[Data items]
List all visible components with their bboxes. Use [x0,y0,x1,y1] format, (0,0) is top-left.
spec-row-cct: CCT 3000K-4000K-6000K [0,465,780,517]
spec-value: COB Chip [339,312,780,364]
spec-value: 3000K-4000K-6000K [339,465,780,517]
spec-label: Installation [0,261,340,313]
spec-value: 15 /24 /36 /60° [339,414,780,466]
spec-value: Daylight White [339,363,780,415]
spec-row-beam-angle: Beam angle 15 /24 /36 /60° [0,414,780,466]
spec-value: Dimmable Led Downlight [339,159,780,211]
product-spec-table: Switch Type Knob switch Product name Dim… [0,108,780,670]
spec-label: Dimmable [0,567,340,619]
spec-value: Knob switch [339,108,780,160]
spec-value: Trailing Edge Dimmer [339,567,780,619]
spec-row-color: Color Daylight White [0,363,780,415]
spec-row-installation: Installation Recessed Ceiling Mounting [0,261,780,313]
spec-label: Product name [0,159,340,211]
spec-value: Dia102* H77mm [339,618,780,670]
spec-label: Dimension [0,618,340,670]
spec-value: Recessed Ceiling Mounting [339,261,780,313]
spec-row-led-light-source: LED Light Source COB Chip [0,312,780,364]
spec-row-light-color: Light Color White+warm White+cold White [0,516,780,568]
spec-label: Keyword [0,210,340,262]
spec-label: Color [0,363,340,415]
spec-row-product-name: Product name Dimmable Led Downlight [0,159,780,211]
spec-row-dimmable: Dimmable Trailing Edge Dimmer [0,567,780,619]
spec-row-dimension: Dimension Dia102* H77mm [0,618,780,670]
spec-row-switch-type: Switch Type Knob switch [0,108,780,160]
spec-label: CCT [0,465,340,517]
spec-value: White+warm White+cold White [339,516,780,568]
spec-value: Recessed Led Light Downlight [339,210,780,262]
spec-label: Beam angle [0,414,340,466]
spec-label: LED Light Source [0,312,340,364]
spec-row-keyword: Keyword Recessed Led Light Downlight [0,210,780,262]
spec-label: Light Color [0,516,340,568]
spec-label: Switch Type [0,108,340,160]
* * *
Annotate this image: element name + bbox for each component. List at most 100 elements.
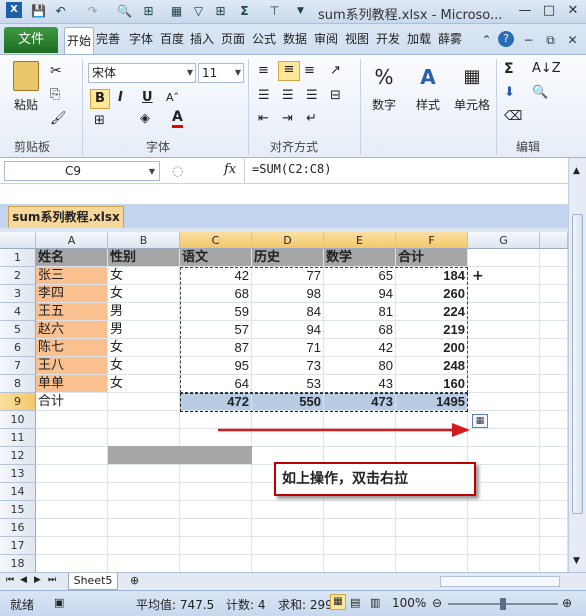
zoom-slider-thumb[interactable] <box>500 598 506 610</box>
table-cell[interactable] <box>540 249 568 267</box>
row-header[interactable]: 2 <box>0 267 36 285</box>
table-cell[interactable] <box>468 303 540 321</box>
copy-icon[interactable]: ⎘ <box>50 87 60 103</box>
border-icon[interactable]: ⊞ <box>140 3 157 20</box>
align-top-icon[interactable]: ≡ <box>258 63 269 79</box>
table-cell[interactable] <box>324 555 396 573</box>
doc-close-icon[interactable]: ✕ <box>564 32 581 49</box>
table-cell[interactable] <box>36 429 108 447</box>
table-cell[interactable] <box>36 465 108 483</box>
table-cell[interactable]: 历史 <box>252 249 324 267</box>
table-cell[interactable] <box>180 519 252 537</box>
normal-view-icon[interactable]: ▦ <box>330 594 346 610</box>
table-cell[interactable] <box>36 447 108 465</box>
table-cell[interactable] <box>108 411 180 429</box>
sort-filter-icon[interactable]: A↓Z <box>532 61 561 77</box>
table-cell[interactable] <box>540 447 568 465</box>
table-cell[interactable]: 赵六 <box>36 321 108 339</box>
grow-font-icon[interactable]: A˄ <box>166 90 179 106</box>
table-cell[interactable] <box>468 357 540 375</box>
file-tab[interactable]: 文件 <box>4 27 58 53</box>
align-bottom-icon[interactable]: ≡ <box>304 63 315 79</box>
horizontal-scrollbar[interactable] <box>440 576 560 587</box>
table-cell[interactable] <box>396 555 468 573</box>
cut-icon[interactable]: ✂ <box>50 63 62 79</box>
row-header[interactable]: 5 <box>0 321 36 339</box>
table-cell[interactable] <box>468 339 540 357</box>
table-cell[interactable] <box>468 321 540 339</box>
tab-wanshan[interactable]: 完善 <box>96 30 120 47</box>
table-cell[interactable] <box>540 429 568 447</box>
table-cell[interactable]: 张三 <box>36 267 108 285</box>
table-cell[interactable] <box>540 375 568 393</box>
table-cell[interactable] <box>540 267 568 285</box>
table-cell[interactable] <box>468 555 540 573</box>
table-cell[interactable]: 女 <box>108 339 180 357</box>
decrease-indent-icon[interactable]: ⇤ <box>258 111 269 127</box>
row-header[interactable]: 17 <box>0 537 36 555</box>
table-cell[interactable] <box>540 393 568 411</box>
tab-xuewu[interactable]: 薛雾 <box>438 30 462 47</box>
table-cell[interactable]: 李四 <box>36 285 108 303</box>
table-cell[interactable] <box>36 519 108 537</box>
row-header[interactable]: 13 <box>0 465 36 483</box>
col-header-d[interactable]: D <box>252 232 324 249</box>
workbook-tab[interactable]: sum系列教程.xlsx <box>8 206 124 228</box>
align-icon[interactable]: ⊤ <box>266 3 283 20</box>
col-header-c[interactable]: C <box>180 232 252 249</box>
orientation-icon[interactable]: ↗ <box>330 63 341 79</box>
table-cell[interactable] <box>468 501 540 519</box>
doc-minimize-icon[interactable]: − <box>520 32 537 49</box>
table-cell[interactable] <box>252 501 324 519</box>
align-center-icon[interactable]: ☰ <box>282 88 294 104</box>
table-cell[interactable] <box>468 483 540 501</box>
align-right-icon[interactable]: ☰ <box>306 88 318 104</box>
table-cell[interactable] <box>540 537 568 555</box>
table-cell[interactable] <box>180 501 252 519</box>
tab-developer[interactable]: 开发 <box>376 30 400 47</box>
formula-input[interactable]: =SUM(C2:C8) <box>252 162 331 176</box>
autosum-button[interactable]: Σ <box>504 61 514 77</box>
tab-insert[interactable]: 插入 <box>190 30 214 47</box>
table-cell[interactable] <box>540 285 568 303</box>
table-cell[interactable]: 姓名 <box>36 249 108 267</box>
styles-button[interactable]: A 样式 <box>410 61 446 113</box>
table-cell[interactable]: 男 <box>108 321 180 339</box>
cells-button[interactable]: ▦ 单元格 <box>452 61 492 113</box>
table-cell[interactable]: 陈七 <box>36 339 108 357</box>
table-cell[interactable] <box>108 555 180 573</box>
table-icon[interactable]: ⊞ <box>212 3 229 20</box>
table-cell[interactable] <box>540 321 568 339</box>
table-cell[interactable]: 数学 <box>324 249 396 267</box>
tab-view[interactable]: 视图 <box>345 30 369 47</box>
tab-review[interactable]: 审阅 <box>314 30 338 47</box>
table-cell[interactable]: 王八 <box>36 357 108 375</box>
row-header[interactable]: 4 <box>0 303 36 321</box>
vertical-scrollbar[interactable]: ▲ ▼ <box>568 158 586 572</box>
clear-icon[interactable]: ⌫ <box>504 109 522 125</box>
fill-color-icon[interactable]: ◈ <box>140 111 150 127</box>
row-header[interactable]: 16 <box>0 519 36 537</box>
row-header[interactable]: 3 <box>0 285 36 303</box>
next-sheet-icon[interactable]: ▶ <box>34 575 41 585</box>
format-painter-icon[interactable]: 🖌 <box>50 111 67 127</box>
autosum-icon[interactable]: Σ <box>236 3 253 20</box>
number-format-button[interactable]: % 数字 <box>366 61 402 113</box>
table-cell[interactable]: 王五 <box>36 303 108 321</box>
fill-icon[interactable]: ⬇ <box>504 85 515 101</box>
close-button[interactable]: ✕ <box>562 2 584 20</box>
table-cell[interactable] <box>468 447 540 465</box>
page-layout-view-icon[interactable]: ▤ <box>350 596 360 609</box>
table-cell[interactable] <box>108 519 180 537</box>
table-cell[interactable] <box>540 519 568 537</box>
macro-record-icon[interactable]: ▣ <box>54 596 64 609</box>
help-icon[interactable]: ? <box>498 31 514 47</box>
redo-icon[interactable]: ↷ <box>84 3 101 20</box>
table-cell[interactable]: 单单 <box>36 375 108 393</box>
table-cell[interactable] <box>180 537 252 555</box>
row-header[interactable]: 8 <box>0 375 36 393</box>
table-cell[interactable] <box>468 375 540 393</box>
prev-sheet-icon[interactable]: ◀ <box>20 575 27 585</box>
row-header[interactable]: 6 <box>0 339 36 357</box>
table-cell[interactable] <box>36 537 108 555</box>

* [PROBLEM] Rewrite the entries between the lines holding "zoom-slider-thumb[interactable] <box>500 598" and "table-cell[interactable] <box>108 411", inclusive, changing "table-cell" to "grid-cell" and keeping everything else the same.

* [COMPLETE OUTPUT]
zoom-slider-thumb[interactable] <box>500 598 506 610</box>
grid-cell[interactable] <box>540 249 568 267</box>
row-header[interactable]: 2 <box>0 267 36 285</box>
grid-cell[interactable] <box>468 303 540 321</box>
copy-icon[interactable]: ⎘ <box>50 87 60 103</box>
border-icon[interactable]: ⊞ <box>140 3 157 20</box>
align-top-icon[interactable]: ≡ <box>258 63 269 79</box>
grid-cell[interactable] <box>324 555 396 573</box>
doc-close-icon[interactable]: ✕ <box>564 32 581 49</box>
grid-cell[interactable] <box>36 429 108 447</box>
grid-cell[interactable] <box>36 465 108 483</box>
grid-cell[interactable]: 历史 <box>252 249 324 267</box>
grid-cell[interactable] <box>180 519 252 537</box>
normal-view-icon[interactable]: ▦ <box>330 594 346 610</box>
grid-cell[interactable] <box>36 447 108 465</box>
grid-cell[interactable] <box>108 411 180 429</box>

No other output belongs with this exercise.